**Goal**
Transcribe every line of the data below verbatim.

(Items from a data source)
================================

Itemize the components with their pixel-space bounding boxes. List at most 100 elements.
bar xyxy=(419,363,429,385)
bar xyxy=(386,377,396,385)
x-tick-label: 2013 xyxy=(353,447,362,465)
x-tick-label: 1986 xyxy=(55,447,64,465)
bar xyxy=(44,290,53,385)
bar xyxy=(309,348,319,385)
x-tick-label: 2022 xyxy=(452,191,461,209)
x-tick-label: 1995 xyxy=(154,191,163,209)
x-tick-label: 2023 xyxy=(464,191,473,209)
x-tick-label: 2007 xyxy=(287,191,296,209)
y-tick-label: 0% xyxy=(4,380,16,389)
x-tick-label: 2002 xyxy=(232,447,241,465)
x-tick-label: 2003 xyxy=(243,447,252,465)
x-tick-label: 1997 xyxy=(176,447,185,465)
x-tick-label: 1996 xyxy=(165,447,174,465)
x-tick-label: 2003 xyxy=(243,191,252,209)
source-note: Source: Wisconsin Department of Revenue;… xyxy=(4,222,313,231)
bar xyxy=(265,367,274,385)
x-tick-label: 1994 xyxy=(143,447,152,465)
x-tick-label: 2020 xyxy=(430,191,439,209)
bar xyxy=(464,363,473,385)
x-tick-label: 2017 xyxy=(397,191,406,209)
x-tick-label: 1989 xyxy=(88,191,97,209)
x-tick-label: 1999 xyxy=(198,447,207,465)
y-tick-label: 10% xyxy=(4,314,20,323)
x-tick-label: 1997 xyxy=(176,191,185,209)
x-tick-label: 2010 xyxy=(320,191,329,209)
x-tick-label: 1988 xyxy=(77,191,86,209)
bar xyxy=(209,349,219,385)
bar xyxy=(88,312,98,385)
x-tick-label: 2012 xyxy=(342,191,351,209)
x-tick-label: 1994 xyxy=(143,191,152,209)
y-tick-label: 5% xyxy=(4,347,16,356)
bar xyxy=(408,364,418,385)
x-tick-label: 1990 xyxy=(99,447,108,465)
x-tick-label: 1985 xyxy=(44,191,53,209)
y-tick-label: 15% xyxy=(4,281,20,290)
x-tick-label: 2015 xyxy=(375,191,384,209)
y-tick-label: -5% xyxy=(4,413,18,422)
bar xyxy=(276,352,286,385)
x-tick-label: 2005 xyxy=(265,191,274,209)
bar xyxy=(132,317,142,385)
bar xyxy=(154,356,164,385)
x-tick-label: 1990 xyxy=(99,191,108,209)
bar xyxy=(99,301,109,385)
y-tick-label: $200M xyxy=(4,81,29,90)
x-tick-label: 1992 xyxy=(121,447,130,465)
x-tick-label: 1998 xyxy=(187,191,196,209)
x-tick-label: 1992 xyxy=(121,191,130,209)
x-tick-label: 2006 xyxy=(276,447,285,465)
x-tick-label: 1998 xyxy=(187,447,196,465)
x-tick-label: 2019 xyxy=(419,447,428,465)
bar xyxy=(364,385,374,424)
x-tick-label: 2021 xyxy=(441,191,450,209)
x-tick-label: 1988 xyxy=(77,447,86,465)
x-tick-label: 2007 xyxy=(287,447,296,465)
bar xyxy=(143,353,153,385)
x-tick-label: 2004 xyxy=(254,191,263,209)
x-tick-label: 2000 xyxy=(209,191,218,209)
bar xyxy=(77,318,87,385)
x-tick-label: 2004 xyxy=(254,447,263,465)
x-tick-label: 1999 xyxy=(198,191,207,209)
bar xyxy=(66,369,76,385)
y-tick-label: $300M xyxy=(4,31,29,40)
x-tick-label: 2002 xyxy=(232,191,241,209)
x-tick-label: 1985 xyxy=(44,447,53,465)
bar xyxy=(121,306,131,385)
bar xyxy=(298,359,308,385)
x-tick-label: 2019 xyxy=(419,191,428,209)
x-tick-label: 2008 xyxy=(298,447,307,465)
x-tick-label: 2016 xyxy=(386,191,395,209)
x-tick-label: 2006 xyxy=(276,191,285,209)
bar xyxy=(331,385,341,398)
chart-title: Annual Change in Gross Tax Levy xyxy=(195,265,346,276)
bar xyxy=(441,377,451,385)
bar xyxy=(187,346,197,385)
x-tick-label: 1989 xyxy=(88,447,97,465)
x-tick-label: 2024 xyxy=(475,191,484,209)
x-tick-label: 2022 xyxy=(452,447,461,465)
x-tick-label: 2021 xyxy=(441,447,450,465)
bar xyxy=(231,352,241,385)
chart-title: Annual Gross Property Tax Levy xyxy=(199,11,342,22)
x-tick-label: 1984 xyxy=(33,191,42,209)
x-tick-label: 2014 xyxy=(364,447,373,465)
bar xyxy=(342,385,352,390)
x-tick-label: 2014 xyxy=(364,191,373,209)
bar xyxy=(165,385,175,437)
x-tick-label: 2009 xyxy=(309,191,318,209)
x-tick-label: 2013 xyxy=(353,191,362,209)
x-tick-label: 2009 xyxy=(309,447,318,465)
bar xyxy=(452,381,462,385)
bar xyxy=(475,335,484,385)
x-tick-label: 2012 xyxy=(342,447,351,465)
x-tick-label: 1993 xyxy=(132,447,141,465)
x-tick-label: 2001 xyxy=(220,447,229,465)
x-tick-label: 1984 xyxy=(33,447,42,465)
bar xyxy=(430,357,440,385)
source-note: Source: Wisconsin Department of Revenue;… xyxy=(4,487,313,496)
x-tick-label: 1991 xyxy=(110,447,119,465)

================================

**Response to this task**
Itemize the components with their pixel-space bounding boxes. List at most 100 elements.
bar xyxy=(419,363,429,385)
bar xyxy=(386,377,396,385)
x-tick-label: 2013 xyxy=(353,447,362,465)
x-tick-label: 1986 xyxy=(55,447,64,465)
bar xyxy=(44,290,53,385)
bar xyxy=(309,348,319,385)
x-tick-label: 2022 xyxy=(452,191,461,209)
x-tick-label: 1995 xyxy=(154,191,163,209)
x-tick-label: 2023 xyxy=(464,191,473,209)
x-tick-label: 2007 xyxy=(287,191,296,209)
y-tick-label: 0% xyxy=(4,380,16,389)
x-tick-label: 2002 xyxy=(232,447,241,465)
x-tick-label: 2003 xyxy=(243,447,252,465)
x-tick-label: 1997 xyxy=(176,447,185,465)
x-tick-label: 1996 xyxy=(165,447,174,465)
x-tick-label: 2003 xyxy=(243,191,252,209)
source-note: Source: Wisconsin Department of Revenue;… xyxy=(4,222,313,231)
bar xyxy=(265,367,274,385)
x-tick-label: 1994 xyxy=(143,447,152,465)
x-tick-label: 2020 xyxy=(430,191,439,209)
bar xyxy=(464,363,473,385)
x-tick-label: 2017 xyxy=(397,191,406,209)
x-tick-label: 1989 xyxy=(88,191,97,209)
x-tick-label: 1999 xyxy=(198,447,207,465)
y-tick-label: 10% xyxy=(4,314,20,323)
x-tick-label: 1997 xyxy=(176,191,185,209)
x-tick-label: 2010 xyxy=(320,191,329,209)
x-tick-label: 1988 xyxy=(77,191,86,209)
bar xyxy=(209,349,219,385)
bar xyxy=(88,312,98,385)
x-tick-label: 2012 xyxy=(342,191,351,209)
x-tick-label: 1994 xyxy=(143,191,152,209)
y-tick-label: 5% xyxy=(4,347,16,356)
bar xyxy=(408,364,418,385)
x-tick-label: 1990 xyxy=(99,447,108,465)
x-tick-label: 1985 xyxy=(44,191,53,209)
y-tick-label: 15% xyxy=(4,281,20,290)
x-tick-label: 2015 xyxy=(375,191,384,209)
y-tick-label: -5% xyxy=(4,413,18,422)
bar xyxy=(276,352,286,385)
x-tick-label: 2005 xyxy=(265,191,274,209)
bar xyxy=(132,317,142,385)
bar xyxy=(154,356,164,385)
x-tick-label: 1990 xyxy=(99,191,108,209)
bar xyxy=(99,301,109,385)
y-tick-label: $200M xyxy=(4,81,29,90)
x-tick-label: 1992 xyxy=(121,447,130,465)
x-tick-label: 1998 xyxy=(187,191,196,209)
x-tick-label: 1992 xyxy=(121,191,130,209)
x-tick-label: 2006 xyxy=(276,447,285,465)
x-tick-label: 1998 xyxy=(187,447,196,465)
x-tick-label: 2019 xyxy=(419,447,428,465)
bar xyxy=(364,385,374,424)
x-tick-label: 2021 xyxy=(441,191,450,209)
x-tick-label: 1988 xyxy=(77,447,86,465)
x-tick-label: 2007 xyxy=(287,447,296,465)
bar xyxy=(143,353,153,385)
x-tick-label: 2004 xyxy=(254,191,263,209)
x-tick-label: 2000 xyxy=(209,191,218,209)
bar xyxy=(77,318,87,385)
x-tick-label: 2004 xyxy=(254,447,263,465)
x-tick-label: 1999 xyxy=(198,191,207,209)
bar xyxy=(66,369,76,385)
y-tick-label: $300M xyxy=(4,31,29,40)
x-tick-label: 2002 xyxy=(232,191,241,209)
x-tick-label: 1985 xyxy=(44,447,53,465)
bar xyxy=(121,306,131,385)
bar xyxy=(298,359,308,385)
x-tick-label: 2019 xyxy=(419,191,428,209)
x-tick-label: 2008 xyxy=(298,447,307,465)
x-tick-label: 2016 xyxy=(386,191,395,209)
x-tick-label: 2006 xyxy=(276,191,285,209)
bar xyxy=(331,385,341,398)
chart-title: Annual Change in Gross Tax Levy xyxy=(195,265,346,276)
bar xyxy=(441,377,451,385)
bar xyxy=(187,346,197,385)
x-tick-label: 1989 xyxy=(88,447,97,465)
x-tick-label: 2024 xyxy=(475,191,484,209)
x-tick-label: 2022 xyxy=(452,447,461,465)
x-tick-label: 2021 xyxy=(441,447,450,465)
bar xyxy=(231,352,241,385)
chart-title: Annual Gross Property Tax Levy xyxy=(199,11,342,22)
x-tick-label: 1984 xyxy=(33,191,42,209)
x-tick-label: 2014 xyxy=(364,447,373,465)
bar xyxy=(342,385,352,390)
x-tick-label: 2014 xyxy=(364,191,373,209)
bar xyxy=(165,385,175,437)
x-tick-label: 2009 xyxy=(309,191,318,209)
x-tick-label: 2013 xyxy=(353,191,362,209)
x-tick-label: 2009 xyxy=(309,447,318,465)
bar xyxy=(452,381,462,385)
bar xyxy=(475,335,484,385)
x-tick-label: 2012 xyxy=(342,447,351,465)
x-tick-label: 1993 xyxy=(132,447,141,465)
x-tick-label: 2001 xyxy=(220,447,229,465)
x-tick-label: 1984 xyxy=(33,447,42,465)
bar xyxy=(430,357,440,385)
source-note: Source: Wisconsin Department of Revenue;… xyxy=(4,487,313,496)
x-tick-label: 1991 xyxy=(110,447,119,465)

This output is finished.